## [EXERCISE TASK]
Write down every entry below once more, exactly.

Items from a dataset
_ _ _ _

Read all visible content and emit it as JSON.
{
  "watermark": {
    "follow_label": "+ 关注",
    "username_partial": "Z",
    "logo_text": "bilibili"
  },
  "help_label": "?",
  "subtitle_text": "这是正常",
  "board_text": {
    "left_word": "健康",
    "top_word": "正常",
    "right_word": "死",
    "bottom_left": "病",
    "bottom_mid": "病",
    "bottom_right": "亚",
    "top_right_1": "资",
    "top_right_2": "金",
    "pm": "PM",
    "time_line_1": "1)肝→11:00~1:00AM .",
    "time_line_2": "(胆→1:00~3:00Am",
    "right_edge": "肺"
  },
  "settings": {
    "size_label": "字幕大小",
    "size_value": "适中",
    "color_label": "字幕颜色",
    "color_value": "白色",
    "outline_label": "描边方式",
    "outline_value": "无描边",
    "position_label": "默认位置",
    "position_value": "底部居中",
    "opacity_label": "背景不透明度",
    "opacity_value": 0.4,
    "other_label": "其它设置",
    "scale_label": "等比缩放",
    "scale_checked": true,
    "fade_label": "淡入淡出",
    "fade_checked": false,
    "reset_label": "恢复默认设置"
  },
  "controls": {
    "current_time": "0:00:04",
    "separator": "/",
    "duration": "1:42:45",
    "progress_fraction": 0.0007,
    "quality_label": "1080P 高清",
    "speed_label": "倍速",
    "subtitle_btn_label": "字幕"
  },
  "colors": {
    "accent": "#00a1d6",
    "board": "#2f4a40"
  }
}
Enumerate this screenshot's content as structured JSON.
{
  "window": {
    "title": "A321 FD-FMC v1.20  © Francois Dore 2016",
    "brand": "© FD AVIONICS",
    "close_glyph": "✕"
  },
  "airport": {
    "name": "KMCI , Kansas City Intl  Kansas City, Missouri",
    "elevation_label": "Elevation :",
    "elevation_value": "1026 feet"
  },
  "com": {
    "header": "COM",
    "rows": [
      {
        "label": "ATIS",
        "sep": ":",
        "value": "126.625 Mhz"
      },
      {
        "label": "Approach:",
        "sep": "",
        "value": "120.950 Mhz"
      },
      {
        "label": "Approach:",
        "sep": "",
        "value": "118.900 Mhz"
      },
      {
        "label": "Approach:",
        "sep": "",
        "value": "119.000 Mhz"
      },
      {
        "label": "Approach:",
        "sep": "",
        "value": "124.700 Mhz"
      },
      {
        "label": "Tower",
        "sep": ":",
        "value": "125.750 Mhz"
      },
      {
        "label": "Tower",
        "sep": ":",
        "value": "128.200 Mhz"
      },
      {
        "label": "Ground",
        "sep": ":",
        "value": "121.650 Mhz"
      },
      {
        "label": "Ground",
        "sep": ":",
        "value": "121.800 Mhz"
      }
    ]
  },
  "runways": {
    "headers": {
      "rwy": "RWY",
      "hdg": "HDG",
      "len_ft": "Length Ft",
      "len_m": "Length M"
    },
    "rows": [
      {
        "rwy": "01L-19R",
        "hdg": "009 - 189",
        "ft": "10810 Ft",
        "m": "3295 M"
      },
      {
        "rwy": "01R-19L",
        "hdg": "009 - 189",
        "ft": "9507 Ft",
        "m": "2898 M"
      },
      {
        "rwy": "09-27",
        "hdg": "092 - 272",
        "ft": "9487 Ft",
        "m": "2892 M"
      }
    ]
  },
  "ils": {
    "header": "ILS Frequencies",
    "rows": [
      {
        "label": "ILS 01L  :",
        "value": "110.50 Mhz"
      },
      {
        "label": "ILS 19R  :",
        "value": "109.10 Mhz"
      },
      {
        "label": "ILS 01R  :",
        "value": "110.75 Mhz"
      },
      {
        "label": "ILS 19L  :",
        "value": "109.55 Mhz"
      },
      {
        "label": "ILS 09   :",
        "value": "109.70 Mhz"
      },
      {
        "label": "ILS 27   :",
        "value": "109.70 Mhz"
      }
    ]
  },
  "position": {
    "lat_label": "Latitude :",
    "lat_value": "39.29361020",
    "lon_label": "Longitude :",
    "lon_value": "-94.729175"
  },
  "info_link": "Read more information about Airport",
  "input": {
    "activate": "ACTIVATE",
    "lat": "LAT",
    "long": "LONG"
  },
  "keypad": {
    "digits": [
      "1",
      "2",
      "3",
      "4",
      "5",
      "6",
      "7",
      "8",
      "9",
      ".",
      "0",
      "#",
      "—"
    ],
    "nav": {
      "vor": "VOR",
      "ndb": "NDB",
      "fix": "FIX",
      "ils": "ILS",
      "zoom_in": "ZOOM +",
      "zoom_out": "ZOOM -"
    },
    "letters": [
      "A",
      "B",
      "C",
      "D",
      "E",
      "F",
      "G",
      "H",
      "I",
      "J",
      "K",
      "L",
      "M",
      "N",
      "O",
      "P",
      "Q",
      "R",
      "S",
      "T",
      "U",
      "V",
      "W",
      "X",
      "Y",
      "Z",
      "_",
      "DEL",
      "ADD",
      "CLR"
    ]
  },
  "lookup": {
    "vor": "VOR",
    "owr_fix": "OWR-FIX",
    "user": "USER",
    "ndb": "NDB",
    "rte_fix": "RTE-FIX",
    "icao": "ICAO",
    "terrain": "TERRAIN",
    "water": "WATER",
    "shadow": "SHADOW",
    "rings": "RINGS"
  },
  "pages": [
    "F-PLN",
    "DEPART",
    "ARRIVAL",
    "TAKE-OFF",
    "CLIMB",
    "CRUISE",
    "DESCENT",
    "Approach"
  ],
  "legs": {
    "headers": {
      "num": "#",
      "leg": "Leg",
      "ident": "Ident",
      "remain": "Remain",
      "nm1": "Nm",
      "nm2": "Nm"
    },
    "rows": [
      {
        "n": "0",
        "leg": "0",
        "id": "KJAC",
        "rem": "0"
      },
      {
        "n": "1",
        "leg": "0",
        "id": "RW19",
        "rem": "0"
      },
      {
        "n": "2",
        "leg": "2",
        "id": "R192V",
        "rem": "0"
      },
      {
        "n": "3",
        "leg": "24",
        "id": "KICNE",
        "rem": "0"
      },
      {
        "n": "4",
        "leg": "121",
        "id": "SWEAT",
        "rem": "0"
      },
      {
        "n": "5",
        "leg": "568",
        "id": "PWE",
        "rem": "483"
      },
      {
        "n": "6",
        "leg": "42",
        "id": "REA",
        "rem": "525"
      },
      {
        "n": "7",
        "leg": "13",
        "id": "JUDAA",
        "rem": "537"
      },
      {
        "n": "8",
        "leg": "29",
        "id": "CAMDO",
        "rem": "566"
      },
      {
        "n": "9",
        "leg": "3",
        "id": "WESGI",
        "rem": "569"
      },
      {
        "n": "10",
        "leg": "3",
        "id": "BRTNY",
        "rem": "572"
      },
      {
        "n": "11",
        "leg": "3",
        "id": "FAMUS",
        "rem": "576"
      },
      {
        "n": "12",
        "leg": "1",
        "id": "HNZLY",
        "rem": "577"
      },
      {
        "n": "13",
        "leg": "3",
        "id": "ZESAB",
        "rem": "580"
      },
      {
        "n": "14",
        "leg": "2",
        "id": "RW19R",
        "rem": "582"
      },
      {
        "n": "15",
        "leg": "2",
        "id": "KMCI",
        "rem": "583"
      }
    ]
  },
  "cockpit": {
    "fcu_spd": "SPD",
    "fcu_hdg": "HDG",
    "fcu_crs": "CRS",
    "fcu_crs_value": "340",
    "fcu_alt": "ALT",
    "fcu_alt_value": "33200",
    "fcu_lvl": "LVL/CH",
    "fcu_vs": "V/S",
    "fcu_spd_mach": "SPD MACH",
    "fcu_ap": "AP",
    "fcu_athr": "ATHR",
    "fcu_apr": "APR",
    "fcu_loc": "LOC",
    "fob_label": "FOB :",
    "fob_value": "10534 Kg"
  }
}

_ _ _ _

## [SOLUTION FOR THIS EXERCISE]
Read all visible content and emit it as JSON.
{
  "watermark": {
    "follow_label": "+ 关注",
    "username_partial": "Z",
    "logo_text": "bilibili"
  },
  "help_label": "?",
  "subtitle_text": "这是正常",
  "board_text": {
    "left_word": "健康",
    "top_word": "正常",
    "right_word": "死",
    "bottom_left": "病",
    "bottom_mid": "病",
    "bottom_right": "亚",
    "top_right_1": "资",
    "top_right_2": "金",
    "pm": "PM",
    "time_line_1": "1)肝→11:00~1:00AM .",
    "time_line_2": "(胆→1:00~3:00Am",
    "right_edge": "肺"
  },
  "settings": {
    "size_label": "字幕大小",
    "size_value": "适中",
    "color_label": "字幕颜色",
    "color_value": "白色",
    "outline_label": "描边方式",
    "outline_value": "无描边",
    "position_label": "默认位置",
    "position_value": "底部居中",
    "opacity_label": "背景不透明度",
    "opacity_value": 0.4,
    "other_label": "其它设置",
    "scale_label": "等比缩放",
    "scale_checked": true,
    "fade_label": "淡入淡出",
    "fade_checked": false,
    "reset_label": "恢复默认设置"
  },
  "controls": {
    "current_time": "0:00:04",
    "separator": "/",
    "duration": "1:42:45",
    "progress_fraction": 0.0007,
    "quality_label": "1080P 高清",
    "speed_label": "倍速",
    "subtitle_btn_label": "字幕"
  },
  "colors": {
    "accent": "#00a1d6",
    "board": "#2f4a40"
  }
}
Enumerate this screenshot's content as structured JSON.
{
  "window": {
    "title": "A321 FD-FMC v1.20  © Francois Dore 2016",
    "brand": "© FD AVIONICS",
    "close_glyph": "✕"
  },
  "airport": {
    "name": "KMCI , Kansas City Intl  Kansas City, Missouri",
    "elevation_label": "Elevation :",
    "elevation_value": "1026 feet"
  },
  "com": {
    "header": "COM",
    "rows": [
      {
        "label": "ATIS",
        "sep": ":",
        "value": "126.625 Mhz"
      },
      {
        "label": "Approach:",
        "sep": "",
        "value": "120.950 Mhz"
      },
      {
        "label": "Approach:",
        "sep": "",
        "value": "118.900 Mhz"
      },
      {
        "label": "Approach:",
        "sep": "",
        "value": "119.000 Mhz"
      },
      {
        "label": "Approach:",
        "sep": "",
        "value": "124.700 Mhz"
      },
      {
        "label": "Tower",
        "sep": ":",
        "value": "125.750 Mhz"
      },
      {
        "label": "Tower",
        "sep": ":",
        "value": "128.200 Mhz"
      },
      {
        "label": "Ground",
        "sep": ":",
        "value": "121.650 Mhz"
      },
      {
        "label": "Ground",
        "sep": ":",
        "value": "121.800 Mhz"
      }
    ]
  },
  "runways": {
    "headers": {
      "rwy": "RWY",
      "hdg": "HDG",
      "len_ft": "Length Ft",
      "len_m": "Length M"
    },
    "rows": [
      {
        "rwy": "01L-19R",
        "hdg": "009 - 189",
        "ft": "10810 Ft",
        "m": "3295 M"
      },
      {
        "rwy": "01R-19L",
        "hdg": "009 - 189",
        "ft": "9507 Ft",
        "m": "2898 M"
      },
      {
        "rwy": "09-27",
        "hdg": "092 - 272",
        "ft": "9487 Ft",
        "m": "2892 M"
      }
    ]
  },
  "ils": {
    "header": "ILS Frequencies",
    "rows": [
      {
        "label": "ILS 01L  :",
        "value": "110.50 Mhz"
      },
      {
        "label": "ILS 19R  :",
        "value": "109.10 Mhz"
      },
      {
        "label": "ILS 01R  :",
        "value": "110.75 Mhz"
      },
      {
        "label": "ILS 19L  :",
        "value": "109.55 Mhz"
      },
      {
        "label": "ILS 09   :",
        "value": "109.70 Mhz"
      },
      {
        "label": "ILS 27   :",
        "value": "109.70 Mhz"
      }
    ]
  },
  "position": {
    "lat_label": "Latitude :",
    "lat_value": "39.29361020",
    "lon_label": "Longitude :",
    "lon_value": "-94.729175"
  },
  "info_link": "Read more information about Airport",
  "input": {
    "activate": "ACTIVATE",
    "lat": "LAT",
    "long": "LONG"
  },
  "keypad": {
    "digits": [
      "1",
      "2",
      "3",
      "4",
      "5",
      "6",
      "7",
      "8",
      "9",
      ".",
      "0",
      "#",
      "—"
    ],
    "nav": {
      "vor": "VOR",
      "ndb": "NDB",
      "fix": "FIX",
      "ils": "ILS",
      "zoom_in": "ZOOM +",
      "zoom_out": "ZOOM -"
    },
    "letters": [
      "A",
      "B",
      "C",
      "D",
      "E",
      "F",
      "G",
      "H",
      "I",
      "J",
      "K",
      "L",
      "M",
      "N",
      "O",
      "P",
      "Q",
      "R",
      "S",
      "T",
      "U",
      "V",
      "W",
      "X",
      "Y",
      "Z",
      "_",
      "DEL",
      "ADD",
      "CLR"
    ]
  },
  "lookup": {
    "vor": "VOR",
    "owr_fix": "OWR-FIX",
    "user": "USER",
    "ndb": "NDB",
    "rte_fix": "RTE-FIX",
    "icao": "ICAO",
    "terrain": "TERRAIN",
    "water": "WATER",
    "shadow": "SHADOW",
    "rings": "RINGS"
  },
  "pages": [
    "F-PLN",
    "DEPART",
    "ARRIVAL",
    "TAKE-OFF",
    "CLIMB",
    "CRUISE",
    "DESCENT",
    "Approach"
  ],
  "legs": {
    "headers": {
      "num": "#",
      "leg": "Leg",
      "ident": "Ident",
      "remain": "Remain",
      "nm1": "Nm",
      "nm2": "Nm"
    },
    "rows": [
      {
        "n": "0",
        "leg": "0",
        "id": "KJAC",
        "rem": "0"
      },
      {
        "n": "1",
        "leg": "0",
        "id": "RW19",
        "rem": "0"
      },
      {
        "n": "2",
        "leg": "2",
        "id": "R192V",
        "rem": "0"
      },
      {
        "n": "3",
        "leg": "24",
        "id": "KICNE",
        "rem": "0"
      },
      {
        "n": "4",
        "leg": "121",
        "id": "SWEAT",
        "rem": "0"
      },
      {
        "n": "5",
        "leg": "568",
        "id": "PWE",
        "rem": "483"
      },
      {
        "n": "6",
        "leg": "42",
        "id": "REA",
        "rem": "525"
      },
      {
        "n": "7",
        "leg": "13",
        "id": "JUDAA",
        "rem": "537"
      },
      {
        "n": "8",
        "leg": "29",
        "id": "CAMDO",
        "rem": "566"
      },
      {
        "n": "9",
        "leg": "3",
        "id": "WESGI",
        "rem": "569"
      },
      {
        "n": "10",
        "leg": "3",
        "id": "BRTNY",
        "rem": "572"
      },
      {
        "n": "11",
        "leg": "3",
        "id": "FAMUS",
        "rem": "576"
      },
      {
        "n": "12",
        "leg": "1",
        "id": "HNZLY",
        "rem": "577"
      },
      {
        "n": "13",
        "leg": "3",
        "id": "ZESAB",
        "rem": "580"
      },
      {
        "n": "14",
        "leg": "2",
        "id": "RW19R",
        "rem": "582"
      },
      {
        "n": "15",
        "leg": "2",
        "id": "KMCI",
        "rem": "583"
      }
    ]
  },
  "cockpit": {
    "fcu_spd": "SPD",
    "fcu_hdg": "HDG",
    "fcu_crs": "CRS",
    "fcu_crs_value": "340",
    "fcu_alt": "ALT",
    "fcu_alt_value": "33200",
    "fcu_lvl": "LVL/CH",
    "fcu_vs": "V/S",
    "fcu_spd_mach": "SPD MACH",
    "fcu_ap": "AP",
    "fcu_athr": "ATHR",
    "fcu_apr": "APR",
    "fcu_loc": "LOC",
    "fob_label": "FOB :",
    "fob_value": "10534 Kg"
  }
}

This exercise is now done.